PsicoWeb – Il cervello connesso ad internet (seconda parte)

17dic2008 Articolo inserito in: Psicoweb

Nella prima parte dell’articolo abbiamo visto come in futuro il nostro cervello potrà essere collegato ad internet e potenziare così le sue capacità.

Fra gli esempi di interazione fra cervello e tecnologia ricordiamo la cuffia che permette di controllare un androide che è in grado di muoversi per la casa ed “Epoc”, una cuffia della Emotiv Systems dotata di 16 sensori, di comandi mentali per spostare oggetti e capace di distinguere alcune emozioni. Nei videogame i giocatori grazie ad Epoc possono trasferire ai loro avatar i propri stati d’animo e spostare oggetti virtuali concentrandosi sull’azione.

☆ ☆ ☆ ☆

Attività 1
Quanti sensori ha la cuffia "Epoc" secondo l'estratto della pagina?
Attività 2
Nell'estratto della pagina, nella frase che presenta la cuffia "Epoc", di che cosa è dotata e che cosa sa fare la cuffia? Elenca tutti gli elementi.
Attività 3
Riscrivi il passo dell'estratto della pagina che parte da "PsicoWeb – Il" e arriva a "le sue capacità.", mettendo "abilità" al posto di "capacità".

☆ ☆ ☆ ☆

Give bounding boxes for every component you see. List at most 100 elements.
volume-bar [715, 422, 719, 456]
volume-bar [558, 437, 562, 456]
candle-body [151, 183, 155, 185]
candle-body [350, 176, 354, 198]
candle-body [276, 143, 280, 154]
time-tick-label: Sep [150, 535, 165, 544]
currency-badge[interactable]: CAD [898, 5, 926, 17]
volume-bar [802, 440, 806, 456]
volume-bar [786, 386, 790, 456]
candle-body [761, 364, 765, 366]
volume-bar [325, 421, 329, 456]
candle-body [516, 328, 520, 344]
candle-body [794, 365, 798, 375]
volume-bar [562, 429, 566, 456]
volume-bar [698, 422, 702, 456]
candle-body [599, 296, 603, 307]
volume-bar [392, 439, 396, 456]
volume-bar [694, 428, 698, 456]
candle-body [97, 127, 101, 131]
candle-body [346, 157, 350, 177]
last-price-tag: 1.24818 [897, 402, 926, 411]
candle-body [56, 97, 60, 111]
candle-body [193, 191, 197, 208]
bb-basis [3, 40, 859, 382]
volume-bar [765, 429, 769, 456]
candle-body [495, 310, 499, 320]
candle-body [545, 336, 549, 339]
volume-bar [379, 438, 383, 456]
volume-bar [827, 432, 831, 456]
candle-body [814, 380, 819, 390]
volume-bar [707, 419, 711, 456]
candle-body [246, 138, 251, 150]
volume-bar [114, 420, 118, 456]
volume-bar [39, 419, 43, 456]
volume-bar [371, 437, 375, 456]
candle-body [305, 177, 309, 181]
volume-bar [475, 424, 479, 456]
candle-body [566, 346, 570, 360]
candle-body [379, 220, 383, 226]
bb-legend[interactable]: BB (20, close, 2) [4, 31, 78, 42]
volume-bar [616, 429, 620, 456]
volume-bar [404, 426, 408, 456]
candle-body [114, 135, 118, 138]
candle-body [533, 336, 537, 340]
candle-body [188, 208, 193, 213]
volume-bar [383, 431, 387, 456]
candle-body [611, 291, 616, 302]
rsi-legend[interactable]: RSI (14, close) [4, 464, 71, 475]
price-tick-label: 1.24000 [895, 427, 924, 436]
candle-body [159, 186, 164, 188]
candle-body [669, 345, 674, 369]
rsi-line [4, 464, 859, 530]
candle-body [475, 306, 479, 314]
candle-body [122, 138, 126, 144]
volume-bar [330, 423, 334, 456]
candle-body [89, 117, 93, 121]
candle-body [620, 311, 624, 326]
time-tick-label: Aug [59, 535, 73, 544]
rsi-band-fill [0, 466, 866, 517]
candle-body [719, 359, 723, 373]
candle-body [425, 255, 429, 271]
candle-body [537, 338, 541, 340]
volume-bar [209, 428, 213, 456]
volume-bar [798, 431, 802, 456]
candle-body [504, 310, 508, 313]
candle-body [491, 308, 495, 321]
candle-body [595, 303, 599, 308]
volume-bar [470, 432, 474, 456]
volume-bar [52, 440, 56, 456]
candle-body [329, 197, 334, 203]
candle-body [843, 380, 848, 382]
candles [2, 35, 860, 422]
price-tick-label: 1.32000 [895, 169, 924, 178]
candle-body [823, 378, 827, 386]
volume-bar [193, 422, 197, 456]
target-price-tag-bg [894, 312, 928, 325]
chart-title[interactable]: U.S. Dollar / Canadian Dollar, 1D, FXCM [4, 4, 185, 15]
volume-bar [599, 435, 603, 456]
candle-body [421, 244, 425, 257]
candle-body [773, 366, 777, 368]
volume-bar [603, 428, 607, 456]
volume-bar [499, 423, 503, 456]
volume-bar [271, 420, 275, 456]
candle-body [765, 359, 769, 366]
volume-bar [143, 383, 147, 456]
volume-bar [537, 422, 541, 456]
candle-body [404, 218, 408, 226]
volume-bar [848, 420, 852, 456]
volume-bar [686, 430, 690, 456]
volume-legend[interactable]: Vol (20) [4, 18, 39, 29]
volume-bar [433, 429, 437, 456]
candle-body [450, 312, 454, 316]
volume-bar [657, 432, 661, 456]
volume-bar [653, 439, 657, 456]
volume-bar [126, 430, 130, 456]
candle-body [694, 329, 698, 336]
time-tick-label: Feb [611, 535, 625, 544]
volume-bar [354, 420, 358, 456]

☆ ☆ ☆ ☆

La tua soluzione 1
16 sensori.

La tua soluzione 2
- 16 sensori
- comandi mentali per spostare oggetti
- capacità di distinguere alcune emozioni

La tua soluzione 3
PsicoWeb – Il cervello connesso ad internet (seconda parte)

17dic2008 Articolo inserito in: Psicoweb

Nella prima parte dell’articolo abbiamo visto come in futuro il nostro cervello potrà essere collegato ad internet e potenziare così le sue abilità.